■ TEXT SEGMENT:
○ ○ ○

A Division Bench of this Court in Saraswat Co-operative Bank Ltd. Mumbai, V/s. Chandrakant Maganlal Shah & Ors., 2002 (Supp.) Bom.C.R.539= 2001 (1) Mh. L.J. 581, has observed that if a case is made out, the Court can appoint Court Receiver under Order 40 of the Civil Procedure Code (for short, CPC) or pass the order of attachment before judgment as envisaged under Order 38 of the CPC or such other interlocutory stage itself.
The Apex Court in Rajendran & Ors V/s. Shankar Sundaram & Ors 2008 (2) SCC 724 has observed that prima facie opinion at the interlocutory stage is sufficient to pass an order, under Order 38 of the CPC.
In similarly situated matter, though the proceedings were not under Arbitration Act, I have passed the order and appointed the Receiver with a view to complete the project by taking possession for the time being from the tenants with further directions to provide them all facilities as agreed by the Developer. That was also a case of temporary dispossession to complete the project.
In the present case, it is not in dispute that the General Body of the Society which is supreme has taken a conscious decision to redevelop the suit building. The General Body of the Society has also resolved to appoint the Respondent No.1 as the Developer. Those decisions have not been challenged at all. The Appellants, who were members of the Society at the relevant time, are bound by the said decisions.
The Appellants in the dispute filed before the Co-operative Court have only challenged the Resolution dated 27/4/2008, which challenge would merely revolve around the terms and conditions of the Development Agreement. As a matter of fact, the General Body of the Society has approved the terms and conditions of the Development Agreement by overwhelming majority.
Merely because the terms and conditions of the Development Agreement are not acceptable to the Appellants, who are in minuscule minority (only two out of twelve members), cannot be the basis not to abide by the decision of the overwhelming majority of the General body of the Society. By now it is well established position that once a person becomes a member of the Co-operative Society, he loses his individuality with the Society and he has no independent rights except those given to him by the statute and Byelaws.
The member has to speak through the Society or rather the Society alone can act and speaks for him qua the rights and duties of the Society as a body. The member of Society has no independent right qua the Society and it is the Society that is entitled to represent as the corporate aggregate.
The Court also observed that the stream cannot rise higher than the source. Suffice it to observe that so long as the Resolutions passed by the General Body of the Respondent No.2 Society are in force and not overturned by a forum of competent jurisdiction, the said decisions would bind the Appellants. They cannot take a stand alone position but are bound by the majority decision of the General Body.
Notably, the Appellants have not challenged the Resolutions passed by the General Body of the Society to redevelop the property and more so, to appoint the Respondent No.1 as the Developer to give him all the redevelopment rights. The property rights of the Appellants herein in the portion (in respective flats) of the property of the Society cannot defeat the rights accrued to the Developer and/or absolve the Society of its obligations in relation to the subject matter of the Arbitration Agreement.

○ ○ ○

■ DATA SEGMENT:
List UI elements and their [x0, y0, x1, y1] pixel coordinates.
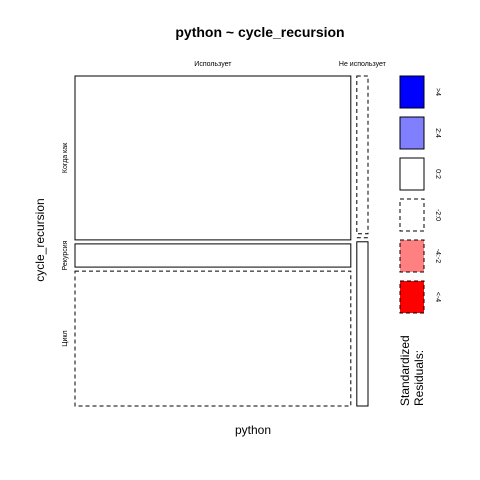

○ ○ ○

■ WRITTEN EXERCISE 1:
Please transcribe the stretch of the redevelopment judgment from "Merely because the" through "the corporate aggregate.".
■ WRITTEN EXERCISE 2:
Pick up the redevelopment judgment after its final sentence and carry it forward.

■ TASK OUTPUT 1:
Merely because the terms and conditions of the Development Agreement are not acceptable to the Appellants, who are in minuscule minority (only two out of twelve members), cannot be the basis not to abide by the decision of the overwhelming majority of the General body of the Society. By now it is well established position that once a person becomes a member of the Co-operative Society, he loses his individuality with the Society and he has no independent rights except those given to him by the statute and Byelaws.
The member has to speak through the Society or rather the Society alone can act and speaks for him qua the rights and duties of the Society as a body. The member of Society has no independent right qua the Society and it is the Society that is entitled to represent as the corporate aggregate.

■ TASK OUTPUT 2:
We have no hesitation in taking the view that since the Appellants were members of the Society and were allotted flats in question in that capacities at the relevant time are bound by the decision of the General Body of the Society as long as the decision of the General Body is in force. As observed earlier, the Appellants have not challenged the decisions of the General Body of the Society which is supreme, in so far as redevelopment of the property in question or of appointment of the Respondent No.1 conferring on him the development rights.
The contesting Defendants/Members are unable to make statement and/or not ready to provide security in case the suit is dismissed but the project is halted at this stage at their instance. Therefore, in view of above facts, as well as, law so referred, the Court is empowered to pass appropriate order, even at the interlocutory stage including appointing the Receiver under Order 38 and Order 40 of the CPC.
In the present case, based upon the majority members, the consent terms as well as the resolution, the parties have already acted upon and proceeded further in view of the valid permission and sanction and registered documents as referred above.
The averments made in the suit as well as in notice of motion, objection so raised by filing dispute on the allegations of fraud and misrepresentation now at this stage is again a matter of trial and details. Those aspects just cannot be gone into at this stage in such fashion merely on the basis of the averments so raised as noted, the conduct of the parties, therefore, also place important role while assessing the necessary elements as contemplated under the CPC before passing any such order.
There is no dispute with regard to the stages/steps taken by the parties read with the investment already made and the fact that the everybody is waiting for the project to complete within a stipulated time and as early as possible so that the members can take and reoccupy the newly premises and/or they can occupy, as early as possible, with all the facilities.
The basic consents and the unanimous resolution as passed and duly registered documents as executed, now just cannot be restored back at the instance of such 4 or 5 Defendants/members. It is not the case that they will be deprived of their rights and the possession permanently. The whole object and purpose of this project is always to get the new premises on the same plot subject to the terms and conditions. Once the premises/ project are completed, all the members will reoccupy the same with the facilities. Therefore, this temporary dispossession to complete the project, in my view, cannot be treated as permanent dispossession as sought to be contended and basically on the ground of fraud and misrepresentation as alleged.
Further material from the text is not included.